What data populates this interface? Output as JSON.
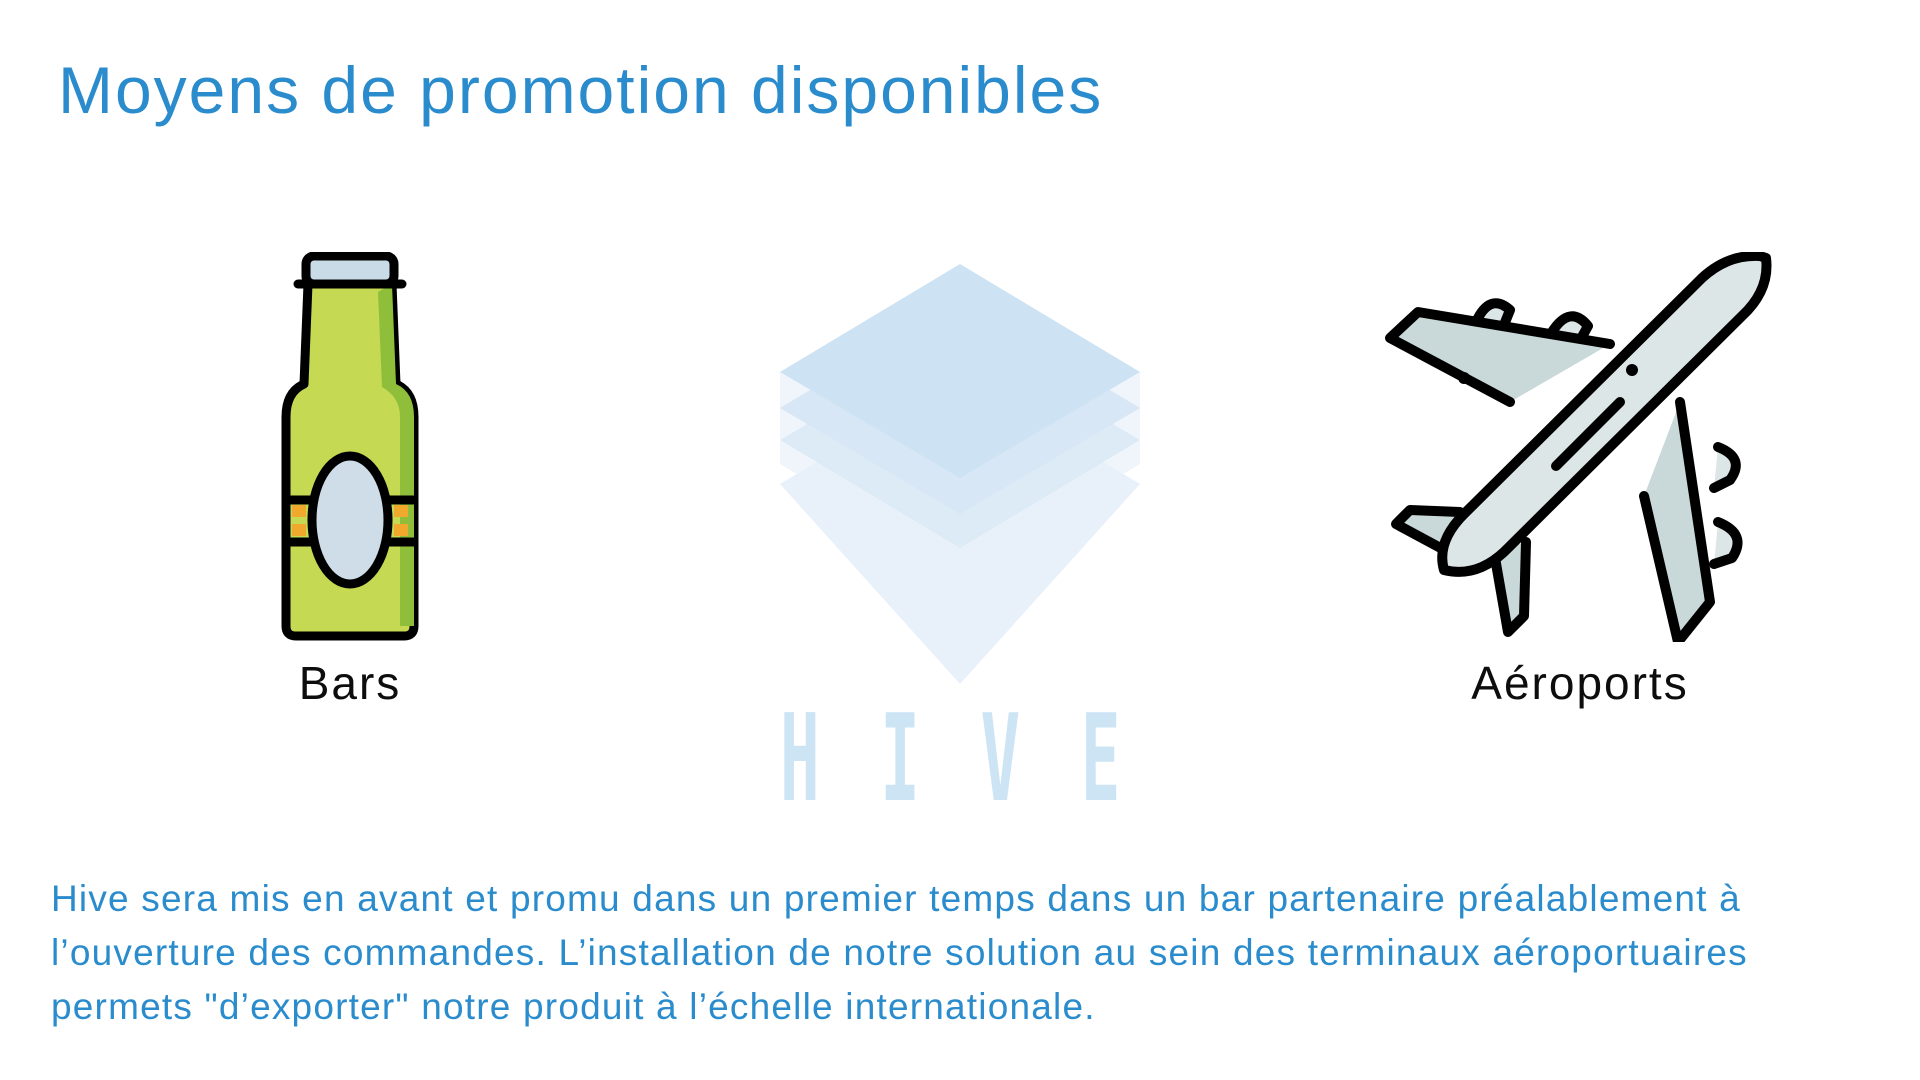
{
  "title": "Moyens de promotion disponibles",
  "items": [
    {
      "label": "Bars",
      "icon": "beer-bottle-icon"
    },
    {
      "label": "Aéroports",
      "icon": "airplane-icon"
    }
  ],
  "logo": {
    "text": "HIVE",
    "icon": "hive-layers-logo"
  },
  "description": "Hive sera mis en avant et promu dans un premier temps dans un bar partenaire préalablement à l’ouverture des commandes. L’installation de notre solution au sein des terminaux aéroportuaires permets \"d’exporter\" notre produit à l’échelle internationale.",
  "colors": {
    "accent": "#2a8ccd",
    "logo": "#cde4f5",
    "bottle": "#c5d952",
    "plane": "#dde6e6"
  }
}
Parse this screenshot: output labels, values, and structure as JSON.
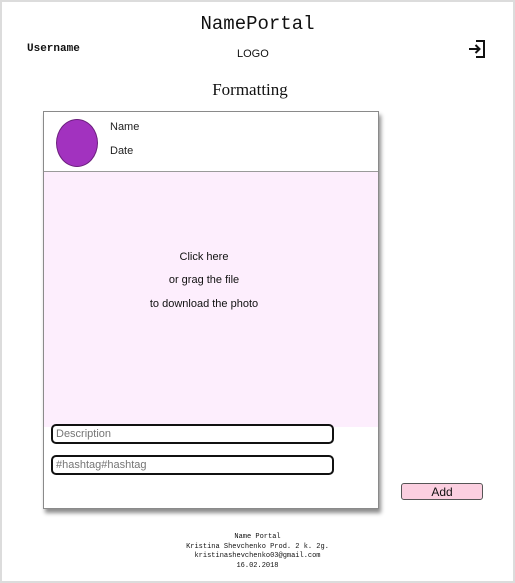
{
  "header": {
    "site_title": "NamePortal",
    "username": "Username",
    "logo": "LOGO",
    "logout_icon": "logout-icon"
  },
  "page": {
    "heading": "Formatting"
  },
  "card": {
    "name_label": "Name",
    "date_label": "Date",
    "avatar_color": "#a232bf",
    "drop_zone": {
      "line1": "Click here",
      "line2": "or grag the file",
      "line3": "to download the photo",
      "background": "#fdeefd"
    },
    "description": {
      "placeholder": "Description",
      "value": ""
    },
    "hashtags": {
      "placeholder": "#hashtag#hashtag",
      "value": ""
    }
  },
  "actions": {
    "add_label": "Add",
    "add_color": "#fbcfe0"
  },
  "footer": {
    "line1": "Name Portal",
    "line2": "Kristina Shevchenko Prod.  2 k. 2g.",
    "line3": "kristinashevchenko03@gmail.com",
    "line4": "16.02.2018"
  }
}
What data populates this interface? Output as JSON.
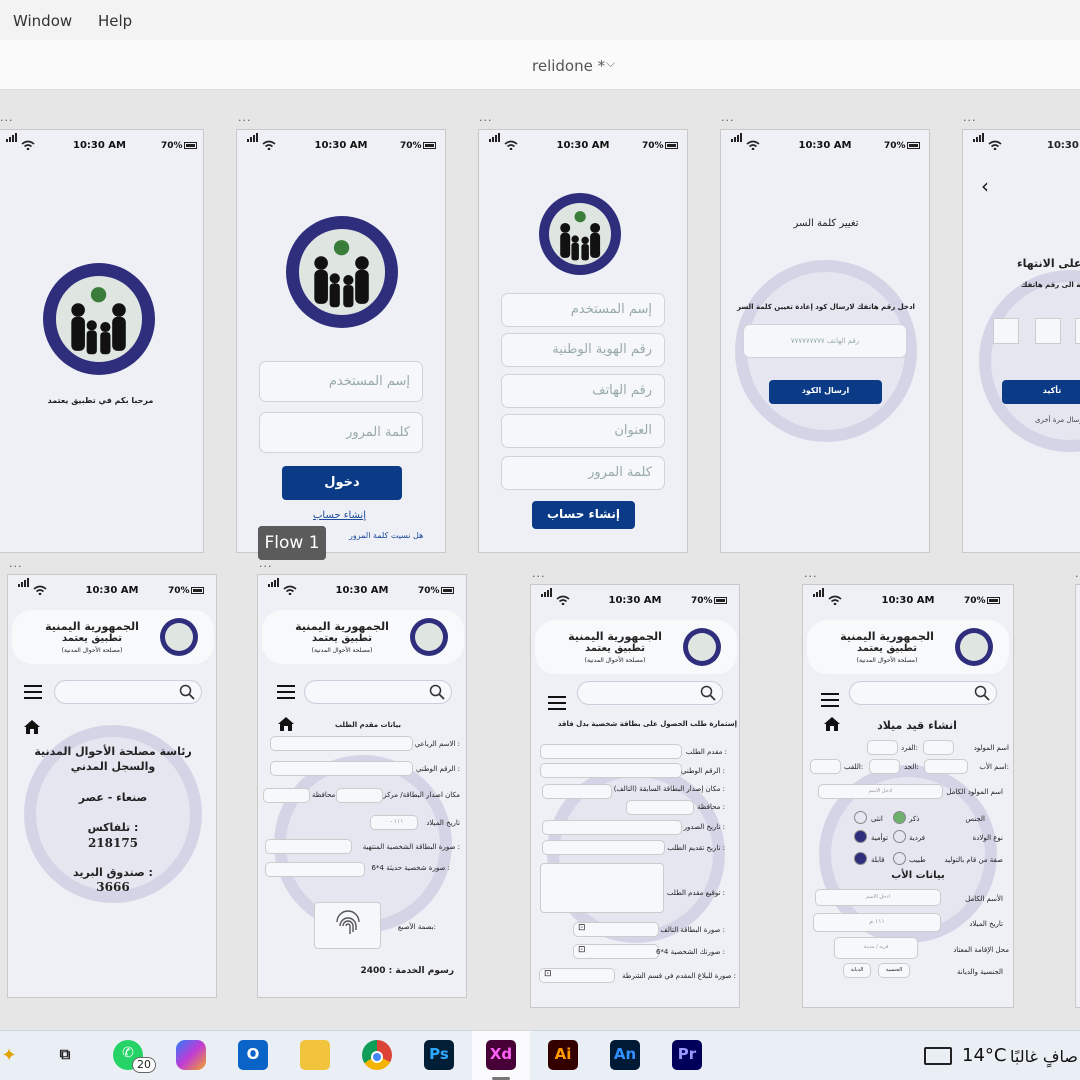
{
  "menu": {
    "window": "Window",
    "help": "Help"
  },
  "document": {
    "title": "relidone *"
  },
  "flow_label": "Flow 1",
  "status": {
    "time": "10:30 AM",
    "battery": "70%"
  },
  "screens": {
    "splash": {
      "welcome": "مرحبا بكم في تطبيق يعتمد"
    },
    "login": {
      "username_placeholder": "إسم المستخدم",
      "password_placeholder": "كلمة المرور",
      "login_button": "دخول",
      "create_account_link": "إنشاء حساب",
      "forgot_password": "هل  نسيت كلمة المرور"
    },
    "register": {
      "username_placeholder": "إسم المستخدم",
      "national_id_placeholder": "رقم الهوية الوطنية",
      "phone_placeholder": "رقم الهاتف",
      "address_placeholder": "العنوان",
      "password_placeholder": "كلمة المرور",
      "create_button": "إنشاء حساب"
    },
    "change_password": {
      "title": "تغيير كلمة السر",
      "instruction": "ادخل رقم هاتفك لارسال كود إعادة تعيين كلمة السر",
      "phone_placeholder": "رقم الهاتف ٧٧٧٧٧٧٧٧٧",
      "send_button": "ارسال الكود"
    },
    "verify": {
      "title": "على الانتهاء",
      "message": "رسالة الى رقم هاتفك",
      "confirm_button": "تأكيد",
      "resend": "لإرسال مرة أخرى"
    },
    "header": {
      "republic": "الجمهورية اليمنية",
      "app": "تطبيق يعتمد",
      "authority": "(مصلحة الأحوال المدنية)"
    },
    "contact": {
      "line1": "رئاسة مصلحة الأحوال المدنية",
      "line2": "والسجل المدني",
      "city": "صنعاء - عصر",
      "phone_label": ": تلفاكس",
      "phone": "218175",
      "pobox_label": ": صندوق البريد",
      "pobox": "3666"
    },
    "applicant": {
      "section_title": "بيانات مقدم الطلب",
      "full_name": "الاسم الرباعي :",
      "national_no": "الرقم الوطني :",
      "issue_place": "مكان اصدار البطاقة/ مركز",
      "governorate": "محافظة",
      "birth_date": "تاريخ الميلاد",
      "birth_placeholder": "١١١ - ٠",
      "expired_card": "صورة البطاقة الشخصية المنتهية :",
      "photo": "صورة شخصية حديثة 4*6 :",
      "fingerprint": "بصمة الأصبع:",
      "fee": "رسوم الخدمة : 2400"
    },
    "lost_card": {
      "title": "إستمارة طلب الحصول على بطاقة شخصية بدل فاقد",
      "applicant": "مقدم الطلب :",
      "national_no": "الرقم الوطني :",
      "issue_place": "مكان إصدار البطاقة السابقة (التالف) :",
      "governorate": "محافظة :",
      "issue_date": "تاريخ الصدور :",
      "request_date": "تاريخ تقديم الطلب :",
      "signature": "توقيع مقدم الطلب :",
      "damaged_card": "صورة البطاقة التالف :",
      "photo": "صورتك الشخصية 4*6 :",
      "police_report": "صورة للبلاغ المقدم في قسم الشرطة :"
    },
    "birth": {
      "title": "انشاء قيد ميلاد",
      "newborn_name": "اسم المولود",
      "individual": "الفرد:",
      "father_name": "اسم الأب:",
      "grandfather": "الجد:",
      "surname": "اللقب:",
      "full_name": "اسم المولود الكامل",
      "full_placeholder": "ادخل الاسم",
      "gender": "الجنس",
      "male": "ذكر",
      "female": "انثى",
      "birth_type": "نوع الولادة",
      "single": "فردية",
      "twins": "توأمية",
      "delivered_by": "صفة من قام بالتوليد",
      "doctor": "طبيب",
      "midwife": "قابلة",
      "father_section": "بيانات الأب",
      "father_full": "الأسم الكامل",
      "father_placeholder": "ادخل الاسم",
      "birth_date": "تاريخ الميلاد",
      "date_placeholder": "١١١  م",
      "residence": "محل الإقامة المعتاد",
      "residence_placeholder": "قرية / مدينة",
      "nationality": "الجنسية والديانة",
      "nationality_value": "الجنسية",
      "religion_value": "الديانة"
    }
  },
  "taskbar": {
    "whatsapp_badge": "20",
    "temperature": "14°C",
    "weather": "صافٍ غالبًا",
    "apps": {
      "ps": "Ps",
      "xd": "Xd",
      "ai": "Ai",
      "an": "An",
      "pr": "Pr"
    }
  },
  "colors": {
    "primary": "#0b3b86",
    "emblem": "#2f2e7d",
    "xd": "#470137"
  }
}
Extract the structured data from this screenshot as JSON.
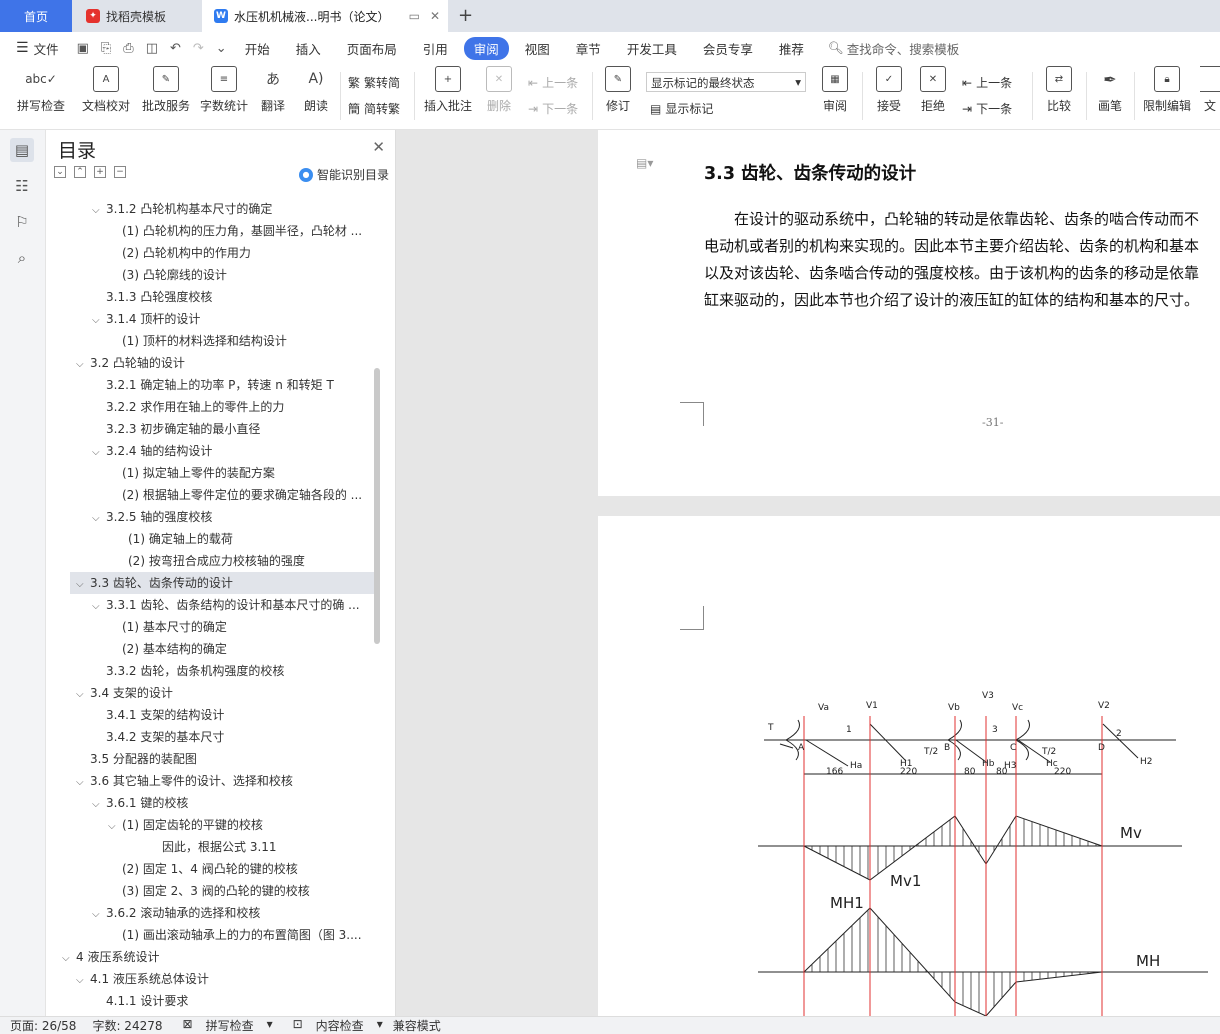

__Stated goal__.
Track down every line with the word "التالف" and copy it.

__Correct result__.
      "issue_place": "مكان إصدار البطاقة السابقة (التالف) :",
      "damaged_card": "صورة البطاقة التالف :",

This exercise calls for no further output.